- Dataset excerpts:

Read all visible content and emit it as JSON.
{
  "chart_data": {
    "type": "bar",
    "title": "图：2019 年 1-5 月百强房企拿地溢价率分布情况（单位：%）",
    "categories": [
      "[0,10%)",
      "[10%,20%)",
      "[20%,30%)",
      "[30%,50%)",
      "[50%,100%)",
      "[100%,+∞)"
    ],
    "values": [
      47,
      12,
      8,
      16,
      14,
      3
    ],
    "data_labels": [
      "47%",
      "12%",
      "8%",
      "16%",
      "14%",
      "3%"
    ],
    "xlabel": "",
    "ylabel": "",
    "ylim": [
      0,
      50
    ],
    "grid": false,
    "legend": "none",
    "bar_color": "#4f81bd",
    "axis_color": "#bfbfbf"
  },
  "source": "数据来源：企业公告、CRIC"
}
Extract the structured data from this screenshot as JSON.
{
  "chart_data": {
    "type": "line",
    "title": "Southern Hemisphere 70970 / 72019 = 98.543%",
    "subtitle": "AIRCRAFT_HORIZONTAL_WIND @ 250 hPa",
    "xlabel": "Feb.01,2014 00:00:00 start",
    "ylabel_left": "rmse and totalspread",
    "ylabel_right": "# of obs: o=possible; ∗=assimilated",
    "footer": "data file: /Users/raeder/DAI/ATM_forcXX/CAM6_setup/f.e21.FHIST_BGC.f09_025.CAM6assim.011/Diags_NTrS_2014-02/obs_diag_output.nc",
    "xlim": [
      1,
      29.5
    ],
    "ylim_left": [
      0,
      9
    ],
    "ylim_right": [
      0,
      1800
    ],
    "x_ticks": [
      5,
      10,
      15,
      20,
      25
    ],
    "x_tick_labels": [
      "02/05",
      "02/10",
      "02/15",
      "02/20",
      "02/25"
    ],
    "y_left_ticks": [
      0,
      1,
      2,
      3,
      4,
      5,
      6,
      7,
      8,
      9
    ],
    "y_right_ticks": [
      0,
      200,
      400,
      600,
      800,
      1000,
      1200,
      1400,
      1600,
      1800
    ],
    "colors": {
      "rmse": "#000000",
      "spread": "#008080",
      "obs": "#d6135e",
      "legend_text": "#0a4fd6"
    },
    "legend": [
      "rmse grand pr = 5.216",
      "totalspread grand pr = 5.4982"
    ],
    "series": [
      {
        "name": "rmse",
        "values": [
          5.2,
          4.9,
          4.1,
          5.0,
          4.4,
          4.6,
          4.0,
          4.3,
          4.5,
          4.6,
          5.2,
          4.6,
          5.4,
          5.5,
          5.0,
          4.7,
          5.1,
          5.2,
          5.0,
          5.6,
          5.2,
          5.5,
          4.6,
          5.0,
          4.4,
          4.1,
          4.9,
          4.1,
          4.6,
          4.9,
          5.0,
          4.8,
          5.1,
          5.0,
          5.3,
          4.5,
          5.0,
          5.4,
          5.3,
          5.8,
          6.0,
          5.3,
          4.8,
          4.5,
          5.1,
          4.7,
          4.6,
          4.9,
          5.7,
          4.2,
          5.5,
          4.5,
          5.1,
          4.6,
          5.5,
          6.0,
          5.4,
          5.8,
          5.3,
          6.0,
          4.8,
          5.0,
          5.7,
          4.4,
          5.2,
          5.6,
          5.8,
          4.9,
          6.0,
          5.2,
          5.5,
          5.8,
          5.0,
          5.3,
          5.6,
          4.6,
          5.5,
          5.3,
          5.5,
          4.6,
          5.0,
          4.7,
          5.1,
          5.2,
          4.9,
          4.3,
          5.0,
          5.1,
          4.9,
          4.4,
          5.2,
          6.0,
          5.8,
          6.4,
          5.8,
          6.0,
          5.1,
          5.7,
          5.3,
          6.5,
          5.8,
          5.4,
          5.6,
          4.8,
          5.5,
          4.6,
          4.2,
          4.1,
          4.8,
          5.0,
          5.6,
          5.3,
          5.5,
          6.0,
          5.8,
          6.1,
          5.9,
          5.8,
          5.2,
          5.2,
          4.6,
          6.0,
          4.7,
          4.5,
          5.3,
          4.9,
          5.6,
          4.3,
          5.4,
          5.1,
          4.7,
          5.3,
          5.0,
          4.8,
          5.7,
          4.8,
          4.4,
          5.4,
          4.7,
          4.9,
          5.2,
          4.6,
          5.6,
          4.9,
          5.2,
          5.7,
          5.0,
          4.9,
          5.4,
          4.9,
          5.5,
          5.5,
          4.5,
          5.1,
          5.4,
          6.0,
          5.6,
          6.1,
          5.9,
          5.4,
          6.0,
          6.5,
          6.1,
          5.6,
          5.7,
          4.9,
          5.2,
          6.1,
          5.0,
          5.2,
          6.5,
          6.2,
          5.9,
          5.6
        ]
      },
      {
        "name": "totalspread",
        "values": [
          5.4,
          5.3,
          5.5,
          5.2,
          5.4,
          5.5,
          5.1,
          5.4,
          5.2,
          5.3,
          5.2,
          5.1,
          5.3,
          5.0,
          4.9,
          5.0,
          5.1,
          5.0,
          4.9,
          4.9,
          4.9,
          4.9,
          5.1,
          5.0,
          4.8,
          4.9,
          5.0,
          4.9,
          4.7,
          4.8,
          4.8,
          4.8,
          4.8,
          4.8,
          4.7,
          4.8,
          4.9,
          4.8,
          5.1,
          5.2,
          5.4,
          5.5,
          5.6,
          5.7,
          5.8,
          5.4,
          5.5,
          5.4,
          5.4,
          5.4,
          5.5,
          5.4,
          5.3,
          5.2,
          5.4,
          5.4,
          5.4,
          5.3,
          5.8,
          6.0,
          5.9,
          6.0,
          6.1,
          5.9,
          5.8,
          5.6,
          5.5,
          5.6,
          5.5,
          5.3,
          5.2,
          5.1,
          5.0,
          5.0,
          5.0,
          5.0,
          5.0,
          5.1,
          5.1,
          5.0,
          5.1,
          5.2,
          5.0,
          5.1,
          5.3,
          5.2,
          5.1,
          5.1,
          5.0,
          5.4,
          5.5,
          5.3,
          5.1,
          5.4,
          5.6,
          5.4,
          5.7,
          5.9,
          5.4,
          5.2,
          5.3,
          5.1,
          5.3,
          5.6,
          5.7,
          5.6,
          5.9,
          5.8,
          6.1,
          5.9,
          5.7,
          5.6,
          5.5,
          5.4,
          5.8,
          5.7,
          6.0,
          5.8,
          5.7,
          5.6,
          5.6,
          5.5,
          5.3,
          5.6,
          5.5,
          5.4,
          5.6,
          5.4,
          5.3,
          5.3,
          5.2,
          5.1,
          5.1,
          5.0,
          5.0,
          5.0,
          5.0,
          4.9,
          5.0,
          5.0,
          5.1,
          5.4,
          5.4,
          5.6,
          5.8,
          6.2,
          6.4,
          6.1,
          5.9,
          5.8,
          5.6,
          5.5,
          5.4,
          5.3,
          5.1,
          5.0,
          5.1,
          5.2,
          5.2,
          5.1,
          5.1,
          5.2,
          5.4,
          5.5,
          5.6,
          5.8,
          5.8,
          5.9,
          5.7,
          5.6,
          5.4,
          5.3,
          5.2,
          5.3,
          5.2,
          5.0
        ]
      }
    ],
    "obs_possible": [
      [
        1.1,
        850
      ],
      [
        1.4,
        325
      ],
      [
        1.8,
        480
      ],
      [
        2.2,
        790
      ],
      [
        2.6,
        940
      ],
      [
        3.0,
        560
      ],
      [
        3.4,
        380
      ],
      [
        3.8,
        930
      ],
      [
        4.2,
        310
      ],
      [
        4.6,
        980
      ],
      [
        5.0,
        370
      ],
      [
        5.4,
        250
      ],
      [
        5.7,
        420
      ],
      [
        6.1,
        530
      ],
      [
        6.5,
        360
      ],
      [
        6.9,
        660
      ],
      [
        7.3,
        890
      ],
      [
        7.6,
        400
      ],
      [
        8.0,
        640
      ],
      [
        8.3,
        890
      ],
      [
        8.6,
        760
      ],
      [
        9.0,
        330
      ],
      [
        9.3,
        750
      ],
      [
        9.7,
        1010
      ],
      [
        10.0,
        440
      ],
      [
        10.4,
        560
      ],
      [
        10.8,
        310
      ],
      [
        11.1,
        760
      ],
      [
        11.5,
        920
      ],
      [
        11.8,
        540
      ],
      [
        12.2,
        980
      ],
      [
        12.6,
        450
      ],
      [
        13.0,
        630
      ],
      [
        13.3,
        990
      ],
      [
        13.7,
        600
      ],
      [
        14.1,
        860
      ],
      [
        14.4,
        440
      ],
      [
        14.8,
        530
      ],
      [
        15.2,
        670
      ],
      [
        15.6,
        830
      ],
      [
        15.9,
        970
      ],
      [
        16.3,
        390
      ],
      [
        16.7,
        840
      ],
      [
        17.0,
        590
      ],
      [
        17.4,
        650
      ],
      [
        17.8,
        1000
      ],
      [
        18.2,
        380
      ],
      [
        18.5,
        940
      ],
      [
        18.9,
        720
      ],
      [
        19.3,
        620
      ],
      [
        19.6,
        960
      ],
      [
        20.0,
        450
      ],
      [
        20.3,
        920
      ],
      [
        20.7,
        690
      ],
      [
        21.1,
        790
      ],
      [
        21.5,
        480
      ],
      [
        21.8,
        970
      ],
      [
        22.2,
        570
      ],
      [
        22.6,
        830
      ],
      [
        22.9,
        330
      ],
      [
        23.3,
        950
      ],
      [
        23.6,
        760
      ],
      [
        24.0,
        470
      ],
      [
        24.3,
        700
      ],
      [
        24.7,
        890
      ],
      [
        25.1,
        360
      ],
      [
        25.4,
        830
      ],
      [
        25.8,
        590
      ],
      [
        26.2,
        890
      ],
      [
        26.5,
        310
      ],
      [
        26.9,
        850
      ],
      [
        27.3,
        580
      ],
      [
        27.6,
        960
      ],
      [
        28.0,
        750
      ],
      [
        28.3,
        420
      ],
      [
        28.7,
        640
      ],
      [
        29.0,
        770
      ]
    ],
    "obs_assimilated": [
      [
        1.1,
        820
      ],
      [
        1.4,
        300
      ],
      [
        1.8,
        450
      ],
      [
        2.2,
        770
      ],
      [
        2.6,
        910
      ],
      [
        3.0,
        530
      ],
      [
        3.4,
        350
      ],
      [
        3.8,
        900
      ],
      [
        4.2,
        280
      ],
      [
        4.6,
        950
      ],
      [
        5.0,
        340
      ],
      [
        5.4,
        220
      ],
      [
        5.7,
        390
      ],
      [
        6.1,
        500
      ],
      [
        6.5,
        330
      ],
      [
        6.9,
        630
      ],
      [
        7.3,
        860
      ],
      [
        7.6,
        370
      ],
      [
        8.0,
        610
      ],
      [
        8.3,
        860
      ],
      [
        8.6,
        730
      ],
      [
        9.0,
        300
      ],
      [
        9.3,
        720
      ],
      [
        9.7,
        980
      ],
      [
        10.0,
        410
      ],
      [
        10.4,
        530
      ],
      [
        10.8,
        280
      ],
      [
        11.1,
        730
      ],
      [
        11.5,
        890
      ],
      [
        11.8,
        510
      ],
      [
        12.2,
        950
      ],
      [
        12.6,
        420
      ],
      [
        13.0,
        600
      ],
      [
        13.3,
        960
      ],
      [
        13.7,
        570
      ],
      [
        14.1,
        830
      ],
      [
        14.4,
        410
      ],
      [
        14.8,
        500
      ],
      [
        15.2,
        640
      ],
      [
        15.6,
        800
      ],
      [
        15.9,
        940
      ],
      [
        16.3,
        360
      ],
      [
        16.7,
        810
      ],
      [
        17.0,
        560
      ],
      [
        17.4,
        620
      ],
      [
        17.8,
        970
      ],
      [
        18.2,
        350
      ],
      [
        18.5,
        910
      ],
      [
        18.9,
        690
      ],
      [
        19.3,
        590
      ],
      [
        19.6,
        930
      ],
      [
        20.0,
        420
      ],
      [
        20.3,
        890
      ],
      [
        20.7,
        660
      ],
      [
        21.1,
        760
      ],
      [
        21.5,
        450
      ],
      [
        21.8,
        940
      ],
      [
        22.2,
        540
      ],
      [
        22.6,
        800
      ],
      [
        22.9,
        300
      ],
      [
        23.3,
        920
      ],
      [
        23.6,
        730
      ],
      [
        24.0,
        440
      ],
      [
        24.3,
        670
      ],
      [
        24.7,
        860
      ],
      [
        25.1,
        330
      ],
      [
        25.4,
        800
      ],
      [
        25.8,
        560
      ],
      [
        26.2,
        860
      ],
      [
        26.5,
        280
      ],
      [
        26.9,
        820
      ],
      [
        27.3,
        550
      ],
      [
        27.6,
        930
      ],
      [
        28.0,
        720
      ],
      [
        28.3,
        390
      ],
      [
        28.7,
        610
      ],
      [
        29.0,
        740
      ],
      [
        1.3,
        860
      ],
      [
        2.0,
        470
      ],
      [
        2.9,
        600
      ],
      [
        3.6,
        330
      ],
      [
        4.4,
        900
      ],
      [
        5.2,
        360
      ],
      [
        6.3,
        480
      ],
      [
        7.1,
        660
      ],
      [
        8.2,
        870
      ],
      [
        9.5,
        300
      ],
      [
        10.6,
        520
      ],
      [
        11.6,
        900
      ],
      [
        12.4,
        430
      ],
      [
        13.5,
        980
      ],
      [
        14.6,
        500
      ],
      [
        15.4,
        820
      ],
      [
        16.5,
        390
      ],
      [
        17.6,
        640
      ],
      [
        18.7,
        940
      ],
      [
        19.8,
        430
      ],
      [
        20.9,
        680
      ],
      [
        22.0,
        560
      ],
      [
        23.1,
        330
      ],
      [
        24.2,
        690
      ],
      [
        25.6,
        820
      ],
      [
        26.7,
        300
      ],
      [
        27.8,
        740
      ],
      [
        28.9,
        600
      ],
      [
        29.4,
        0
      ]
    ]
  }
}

- Task instructions: Copy every line above that includes the string "totalspread".

- The response:
    "ylabel_left": "rmse and totalspread",
      "totalspread grand pr = 5.4982"
        "name": "totalspread",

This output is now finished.